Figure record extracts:
┌────────

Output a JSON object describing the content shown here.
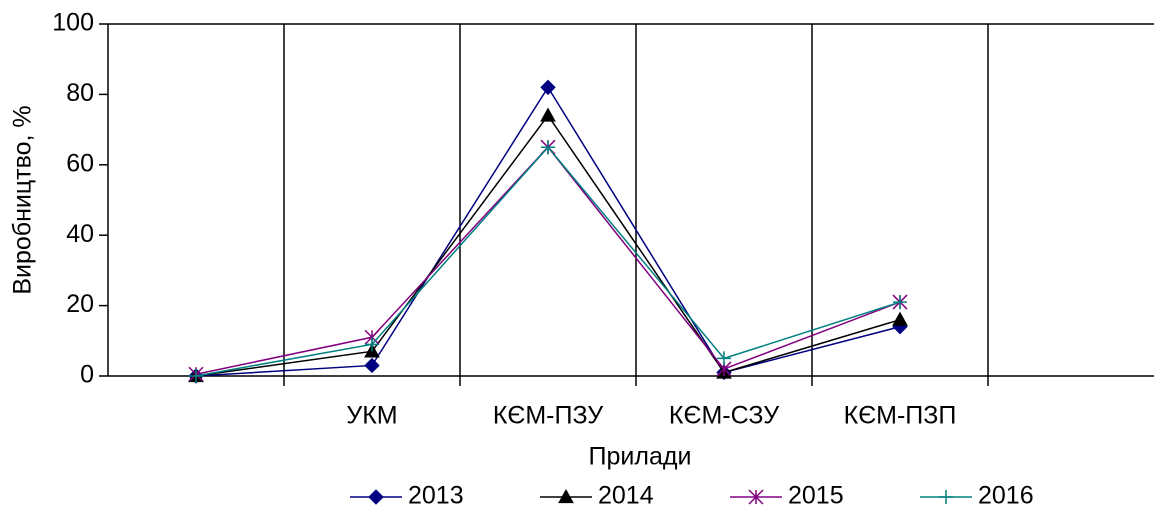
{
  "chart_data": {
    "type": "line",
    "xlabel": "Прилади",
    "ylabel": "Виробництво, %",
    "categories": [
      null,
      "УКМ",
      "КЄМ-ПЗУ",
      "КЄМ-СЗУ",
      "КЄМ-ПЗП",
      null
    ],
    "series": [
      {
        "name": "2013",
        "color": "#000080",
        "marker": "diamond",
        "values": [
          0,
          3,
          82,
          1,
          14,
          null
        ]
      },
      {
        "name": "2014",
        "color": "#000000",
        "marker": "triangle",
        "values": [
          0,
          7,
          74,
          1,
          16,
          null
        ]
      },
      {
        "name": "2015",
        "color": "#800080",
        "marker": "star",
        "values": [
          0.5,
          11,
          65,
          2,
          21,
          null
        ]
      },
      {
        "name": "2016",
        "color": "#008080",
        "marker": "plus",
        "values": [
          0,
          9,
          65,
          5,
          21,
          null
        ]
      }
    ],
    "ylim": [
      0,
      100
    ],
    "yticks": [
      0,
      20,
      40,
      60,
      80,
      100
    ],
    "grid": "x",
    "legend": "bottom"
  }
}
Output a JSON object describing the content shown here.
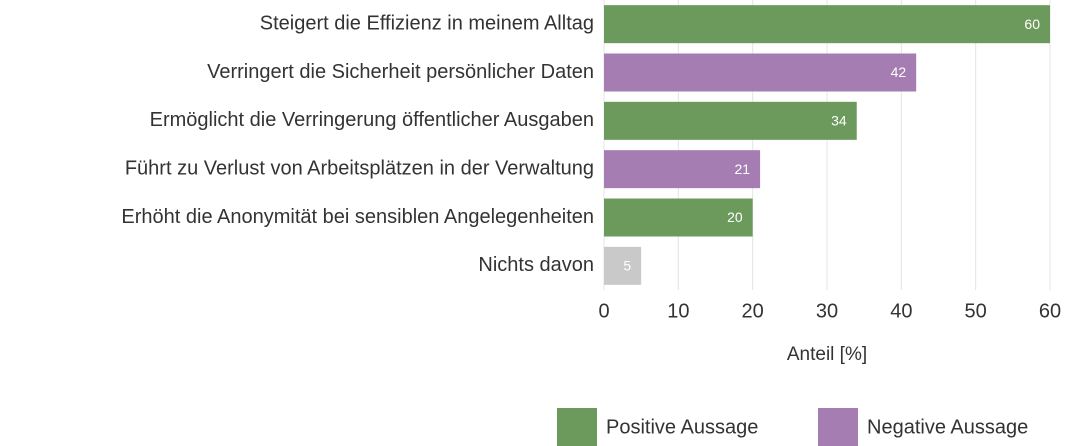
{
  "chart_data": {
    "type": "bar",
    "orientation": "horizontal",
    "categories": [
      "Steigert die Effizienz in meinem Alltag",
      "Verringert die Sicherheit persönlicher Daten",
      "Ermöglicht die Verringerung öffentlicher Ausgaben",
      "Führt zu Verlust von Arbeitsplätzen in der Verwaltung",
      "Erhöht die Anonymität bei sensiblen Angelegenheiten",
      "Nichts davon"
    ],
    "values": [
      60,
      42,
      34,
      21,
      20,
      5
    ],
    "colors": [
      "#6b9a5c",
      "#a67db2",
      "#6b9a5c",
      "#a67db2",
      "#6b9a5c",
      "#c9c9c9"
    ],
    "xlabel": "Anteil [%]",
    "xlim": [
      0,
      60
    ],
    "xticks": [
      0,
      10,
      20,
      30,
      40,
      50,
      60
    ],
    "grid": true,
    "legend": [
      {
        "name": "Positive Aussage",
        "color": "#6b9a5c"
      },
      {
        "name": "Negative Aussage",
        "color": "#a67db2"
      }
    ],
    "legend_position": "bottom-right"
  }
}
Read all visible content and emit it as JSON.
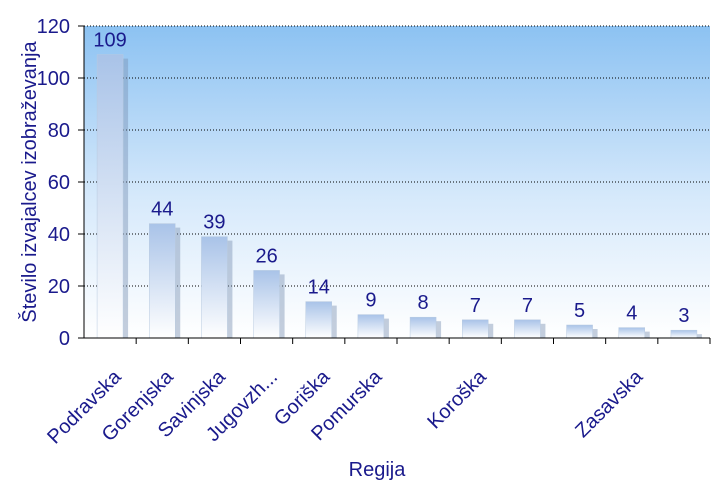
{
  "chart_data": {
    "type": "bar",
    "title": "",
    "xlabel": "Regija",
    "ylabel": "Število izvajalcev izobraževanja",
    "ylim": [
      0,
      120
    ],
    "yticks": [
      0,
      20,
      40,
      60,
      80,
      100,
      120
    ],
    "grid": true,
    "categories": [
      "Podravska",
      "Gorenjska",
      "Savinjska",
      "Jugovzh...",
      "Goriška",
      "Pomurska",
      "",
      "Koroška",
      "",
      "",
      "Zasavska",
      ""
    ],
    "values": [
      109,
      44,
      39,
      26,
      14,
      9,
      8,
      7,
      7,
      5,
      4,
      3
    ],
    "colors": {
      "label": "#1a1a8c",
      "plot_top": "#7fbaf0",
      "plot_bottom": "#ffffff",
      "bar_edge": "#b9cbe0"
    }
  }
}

└────────

To do » Return the entries unchanged, save for the pictures, which do not belong in the copy.

Response for this exercise »
Output a JSON object describing the content shown here.
{
  "chart_data": {
    "type": "line",
    "xlabel": "Прилади",
    "ylabel": "Виробництво, %",
    "categories": [
      null,
      "УКМ",
      "КЄМ-ПЗУ",
      "КЄМ-СЗУ",
      "КЄМ-ПЗП",
      null
    ],
    "series": [
      {
        "name": "2013",
        "color": "#000080",
        "marker": "diamond",
        "values": [
          0,
          3,
          82,
          1,
          14,
          null
        ]
      },
      {
        "name": "2014",
        "color": "#000000",
        "marker": "triangle",
        "values": [
          0,
          7,
          74,
          1,
          16,
          null
        ]
      },
      {
        "name": "2015",
        "color": "#800080",
        "marker": "star",
        "values": [
          0.5,
          11,
          65,
          2,
          21,
          null
        ]
      },
      {
        "name": "2016",
        "color": "#008080",
        "marker": "plus",
        "values": [
          0,
          9,
          65,
          5,
          21,
          null
        ]
      }
    ],
    "ylim": [
      0,
      100
    ],
    "yticks": [
      0,
      20,
      40,
      60,
      80,
      100
    ],
    "grid": "x",
    "legend": "bottom"
  }
}
Output a JSON object describing the content shown here.
{
  "chart_data": {
    "type": "bar",
    "orientation": "horizontal",
    "categories": [
      "Steigert die Effizienz in meinem Alltag",
      "Verringert die Sicherheit persönlicher Daten",
      "Ermöglicht die Verringerung öffentlicher Ausgaben",
      "Führt zu Verlust von Arbeitsplätzen in der Verwaltung",
      "Erhöht die Anonymität bei sensiblen Angelegenheiten",
      "Nichts davon"
    ],
    "values": [
      60,
      42,
      34,
      21,
      20,
      5
    ],
    "colors": [
      "#6b9a5c",
      "#a67db2",
      "#6b9a5c",
      "#a67db2",
      "#6b9a5c",
      "#c9c9c9"
    ],
    "xlabel": "Anteil [%]",
    "xlim": [
      0,
      60
    ],
    "xticks": [
      0,
      10,
      20,
      30,
      40,
      50,
      60
    ],
    "grid": true,
    "legend": [
      {
        "name": "Positive Aussage",
        "color": "#6b9a5c"
      },
      {
        "name": "Negative Aussage",
        "color": "#a67db2"
      }
    ],
    "legend_position": "bottom-right"
  }
}
Read all visible content and emit it as JSON.
{
  "chart_data": {
    "type": "bar",
    "title": "",
    "xlabel": "Regija",
    "ylabel": "Število izvajalcev izobraževanja",
    "ylim": [
      0,
      120
    ],
    "yticks": [
      0,
      20,
      40,
      60,
      80,
      100,
      120
    ],
    "grid": true,
    "categories": [
      "Podravska",
      "Gorenjska",
      "Savinjska",
      "Jugovzh...",
      "Goriška",
      "Pomurska",
      "",
      "Koroška",
      "",
      "",
      "Zasavska",
      ""
    ],
    "values": [
      109,
      44,
      39,
      26,
      14,
      9,
      8,
      7,
      7,
      5,
      4,
      3
    ],
    "colors": {
      "label": "#1a1a8c",
      "plot_top": "#7fbaf0",
      "plot_bottom": "#ffffff",
      "bar_edge": "#b9cbe0"
    }
  }
}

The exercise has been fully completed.